— begin —

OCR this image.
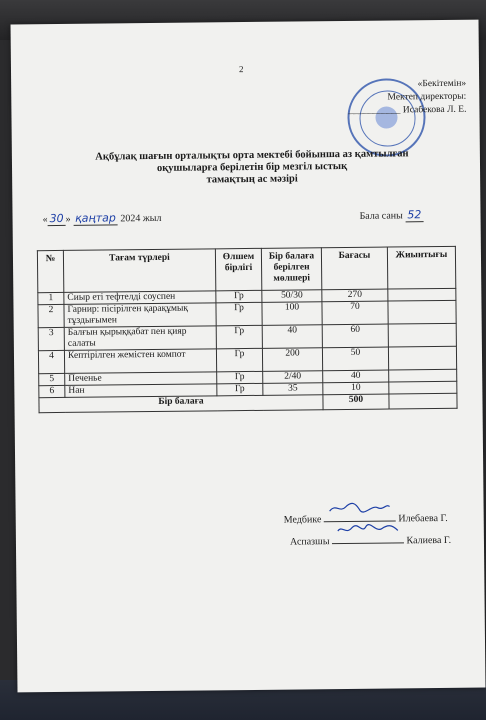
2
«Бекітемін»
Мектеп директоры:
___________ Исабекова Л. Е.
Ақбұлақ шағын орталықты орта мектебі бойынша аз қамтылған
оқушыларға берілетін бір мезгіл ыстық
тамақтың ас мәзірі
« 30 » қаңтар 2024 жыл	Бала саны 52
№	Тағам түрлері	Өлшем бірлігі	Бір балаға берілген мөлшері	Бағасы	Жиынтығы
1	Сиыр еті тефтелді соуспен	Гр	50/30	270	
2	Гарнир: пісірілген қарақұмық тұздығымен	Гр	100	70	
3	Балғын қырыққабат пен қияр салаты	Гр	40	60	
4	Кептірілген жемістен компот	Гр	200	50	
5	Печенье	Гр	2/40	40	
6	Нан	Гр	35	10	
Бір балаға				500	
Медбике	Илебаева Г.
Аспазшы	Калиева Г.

— end —

▶ Set exercise:
Repeat all of the records verbatim, leaving out the pictures.

▶ The answer:
OCR this image.
2
«Бекітемін»
Мектеп директоры:
___________ Исабекова Л. Е.
Ақбұлақ шағын орталықты орта мектебі бойынша аз қамтылған
оқушыларға берілетін бір мезгіл ыстық
тамақтың ас мәзірі
« 30 » қаңтар 2024 жыл	Бала саны 52
№	Тағам түрлері	Өлшем бірлігі	Бір балаға берілген мөлшері	Бағасы	Жиынтығы
1	Сиыр еті тефтелді соуспен	Гр	50/30	270	
2	Гарнир: пісірілген қарақұмық тұздығымен	Гр	100	70	
3	Балғын қырыққабат пен қияр салаты	Гр	40	60	
4	Кептірілген жемістен компот	Гр	200	50	
5	Печенье	Гр	2/40	40	
6	Нан	Гр	35	10	
Бір балаға				500	
Медбике	Илебаева Г.
Аспазшы	Калиева Г.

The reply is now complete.